[Extracted records]

# # # # # # #

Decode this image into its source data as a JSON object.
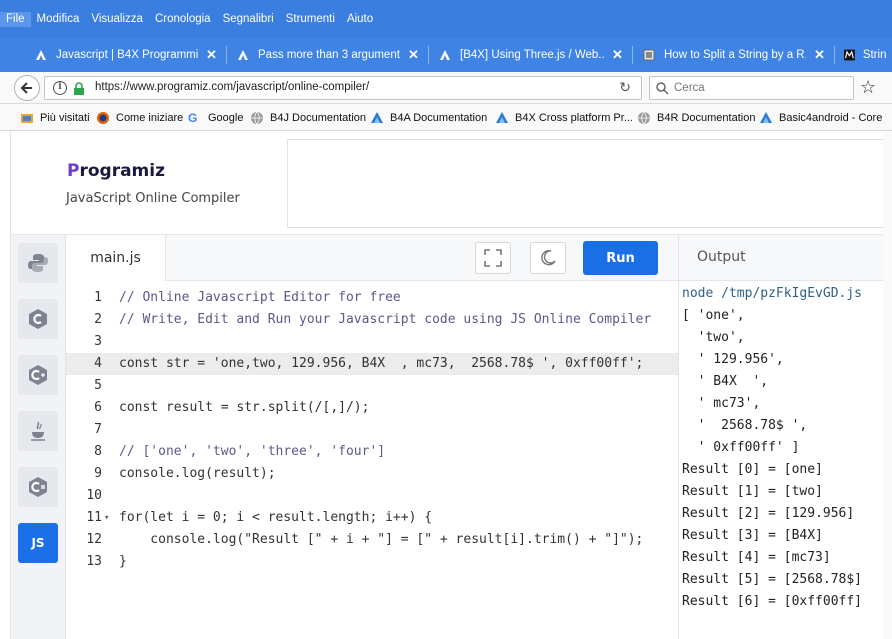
{
  "browser": {
    "menu": [
      "File",
      "Modifica",
      "Visualizza",
      "Cronologia",
      "Segnalibri",
      "Strumenti",
      "Aiuto"
    ],
    "tabs": [
      {
        "label": "Javascript | B4X Programmi...",
        "icon": "b4x-icon"
      },
      {
        "label": "Pass more than 3 argument...",
        "icon": "b4x-icon"
      },
      {
        "label": "[B4X] Using Three.js / Web...",
        "icon": "b4x-icon"
      },
      {
        "label": "How to Split a String by a R...",
        "icon": "page-icon"
      },
      {
        "label": "Strin",
        "icon": "m-icon"
      }
    ],
    "close_glyph": "✕",
    "url": "https://www.programiz.com/javascript/online-compiler/",
    "search_placeholder": "Cerca",
    "bookmarks": [
      {
        "label": "Più visitati"
      },
      {
        "label": "Come iniziare"
      },
      {
        "label": "Google"
      },
      {
        "label": "B4J Documentation"
      },
      {
        "label": "B4A Documentation"
      },
      {
        "label": "B4X Cross platform Pr..."
      },
      {
        "label": "B4R Documentation"
      },
      {
        "label": "Basic4android - Core"
      }
    ]
  },
  "site": {
    "logo_initial": "P",
    "logo_rest": "rogramiz",
    "subtitle": "JavaScript Online Compiler"
  },
  "sidebar": {
    "active_label": "JS"
  },
  "editor": {
    "file_tab": "main.js",
    "run_label": "Run",
    "lines": [
      {
        "n": "1",
        "text": "// Online Javascript Editor for free"
      },
      {
        "n": "2",
        "text": "// Write, Edit and Run your Javascript code using JS Online Compiler"
      },
      {
        "n": "3",
        "text": ""
      },
      {
        "n": "4",
        "text": "const str = 'one,two, 129.956, B4X  , mc73,  2568.78$ ', 0xff00ff';"
      },
      {
        "n": "5",
        "text": ""
      },
      {
        "n": "6",
        "text": "const result = str.split(/[,]/);"
      },
      {
        "n": "7",
        "text": ""
      },
      {
        "n": "8",
        "text": "// ['one', 'two', 'three', 'four']"
      },
      {
        "n": "9",
        "text": "console.log(result);"
      },
      {
        "n": "10",
        "text": ""
      },
      {
        "n": "11",
        "text": "for(let i = 0; i < result.length; i++) {"
      },
      {
        "n": "12",
        "text": "    console.log(\"Result [\" + i + \"] = [\" + result[i].trim() + \"]\");"
      },
      {
        "n": "13",
        "text": "}"
      }
    ]
  },
  "output": {
    "title": "Output",
    "lines": [
      "node /tmp/pzFkIgEvGD.js",
      "[ 'one',",
      "  'two',",
      "  ' 129.956',",
      "  ' B4X  ',",
      "  ' mc73',",
      "  '  2568.78$ ',",
      "  ' 0xff00ff' ]",
      "Result [0] = [one]",
      "Result [1] = [two]",
      "Result [2] = [129.956]",
      "Result [3] = [B4X]",
      "Result [4] = [mc73]",
      "Result [5] = [2568.78$]",
      "Result [6] = [0xff00ff]"
    ]
  },
  "colors": {
    "chrome_blue": "#3a7ee0",
    "run_blue": "#1b6fe4",
    "brand_purple": "#6a3dd1"
  }
}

# # # # # # #

◆ Do this
Copy out every line with the word "const".

◆ Finished exercise
        "text": "const str = 'one,two, 129.956, B4X  , mc73,  2568.78$ ', 0xff00ff';"
        "text": "const result = str.split(/[,]/);"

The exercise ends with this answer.